Stored records
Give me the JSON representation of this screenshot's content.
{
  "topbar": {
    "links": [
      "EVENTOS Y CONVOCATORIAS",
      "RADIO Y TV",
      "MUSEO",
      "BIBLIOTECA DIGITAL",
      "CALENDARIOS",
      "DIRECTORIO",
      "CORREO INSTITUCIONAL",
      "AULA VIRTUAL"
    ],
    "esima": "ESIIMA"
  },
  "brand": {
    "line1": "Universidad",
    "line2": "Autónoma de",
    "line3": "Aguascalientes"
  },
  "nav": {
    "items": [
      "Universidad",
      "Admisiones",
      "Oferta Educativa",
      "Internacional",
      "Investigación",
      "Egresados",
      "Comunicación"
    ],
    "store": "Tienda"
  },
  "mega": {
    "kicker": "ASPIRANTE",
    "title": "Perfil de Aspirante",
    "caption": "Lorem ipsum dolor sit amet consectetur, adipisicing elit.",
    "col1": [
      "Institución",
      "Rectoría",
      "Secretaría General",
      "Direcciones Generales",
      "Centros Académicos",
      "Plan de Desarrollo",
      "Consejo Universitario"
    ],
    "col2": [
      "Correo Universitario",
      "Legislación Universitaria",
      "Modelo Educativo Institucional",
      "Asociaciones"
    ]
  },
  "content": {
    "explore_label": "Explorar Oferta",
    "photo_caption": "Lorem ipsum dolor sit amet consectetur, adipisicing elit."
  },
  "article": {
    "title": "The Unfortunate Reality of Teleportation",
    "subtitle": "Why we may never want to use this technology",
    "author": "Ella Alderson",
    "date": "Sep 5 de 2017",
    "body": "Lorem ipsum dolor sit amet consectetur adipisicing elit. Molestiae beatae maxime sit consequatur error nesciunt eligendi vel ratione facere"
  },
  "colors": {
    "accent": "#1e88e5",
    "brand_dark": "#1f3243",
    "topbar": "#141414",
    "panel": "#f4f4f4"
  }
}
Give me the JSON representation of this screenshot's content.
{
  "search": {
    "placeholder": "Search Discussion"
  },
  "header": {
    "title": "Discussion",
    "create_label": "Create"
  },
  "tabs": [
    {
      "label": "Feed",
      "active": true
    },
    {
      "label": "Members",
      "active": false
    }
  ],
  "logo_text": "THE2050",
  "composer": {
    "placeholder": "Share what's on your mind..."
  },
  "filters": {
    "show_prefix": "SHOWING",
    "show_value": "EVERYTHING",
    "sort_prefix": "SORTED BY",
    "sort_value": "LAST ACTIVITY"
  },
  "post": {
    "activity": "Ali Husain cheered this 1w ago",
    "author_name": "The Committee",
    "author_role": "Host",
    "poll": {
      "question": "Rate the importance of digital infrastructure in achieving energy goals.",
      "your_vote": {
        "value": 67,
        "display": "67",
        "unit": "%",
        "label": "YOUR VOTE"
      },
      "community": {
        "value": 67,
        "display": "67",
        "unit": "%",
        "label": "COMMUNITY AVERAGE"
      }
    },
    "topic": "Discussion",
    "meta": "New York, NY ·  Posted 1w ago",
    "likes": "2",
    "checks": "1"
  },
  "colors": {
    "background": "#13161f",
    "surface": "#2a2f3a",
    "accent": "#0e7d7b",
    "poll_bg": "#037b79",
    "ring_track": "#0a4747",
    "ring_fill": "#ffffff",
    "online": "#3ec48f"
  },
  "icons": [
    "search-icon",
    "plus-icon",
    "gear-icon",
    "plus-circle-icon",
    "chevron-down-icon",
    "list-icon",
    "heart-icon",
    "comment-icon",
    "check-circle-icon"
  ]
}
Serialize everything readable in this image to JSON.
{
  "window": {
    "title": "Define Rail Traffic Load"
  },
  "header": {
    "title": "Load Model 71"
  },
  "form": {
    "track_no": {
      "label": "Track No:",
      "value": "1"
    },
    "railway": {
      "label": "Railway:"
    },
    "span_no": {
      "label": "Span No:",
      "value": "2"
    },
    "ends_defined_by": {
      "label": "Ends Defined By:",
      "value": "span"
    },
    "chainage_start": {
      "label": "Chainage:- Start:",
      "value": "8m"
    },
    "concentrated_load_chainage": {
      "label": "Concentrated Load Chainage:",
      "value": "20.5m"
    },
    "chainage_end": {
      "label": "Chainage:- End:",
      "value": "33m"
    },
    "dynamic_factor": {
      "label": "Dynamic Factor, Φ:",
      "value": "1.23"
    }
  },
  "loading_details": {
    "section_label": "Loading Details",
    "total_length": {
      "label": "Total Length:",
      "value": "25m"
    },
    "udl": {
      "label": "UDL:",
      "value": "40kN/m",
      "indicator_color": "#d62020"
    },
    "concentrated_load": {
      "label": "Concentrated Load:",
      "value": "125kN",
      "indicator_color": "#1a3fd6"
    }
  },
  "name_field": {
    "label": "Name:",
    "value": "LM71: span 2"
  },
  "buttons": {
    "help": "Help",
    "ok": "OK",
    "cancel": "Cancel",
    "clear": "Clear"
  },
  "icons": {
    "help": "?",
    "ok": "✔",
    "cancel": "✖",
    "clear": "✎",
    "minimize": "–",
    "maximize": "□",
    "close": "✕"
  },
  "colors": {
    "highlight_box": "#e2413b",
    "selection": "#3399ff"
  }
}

Aim
Filter the records for lines holding the string "Discussion". Copy each one.

Task result
    "placeholder": "Search Discussion"
    "title": "Discussion",
    "topic": "Discussion",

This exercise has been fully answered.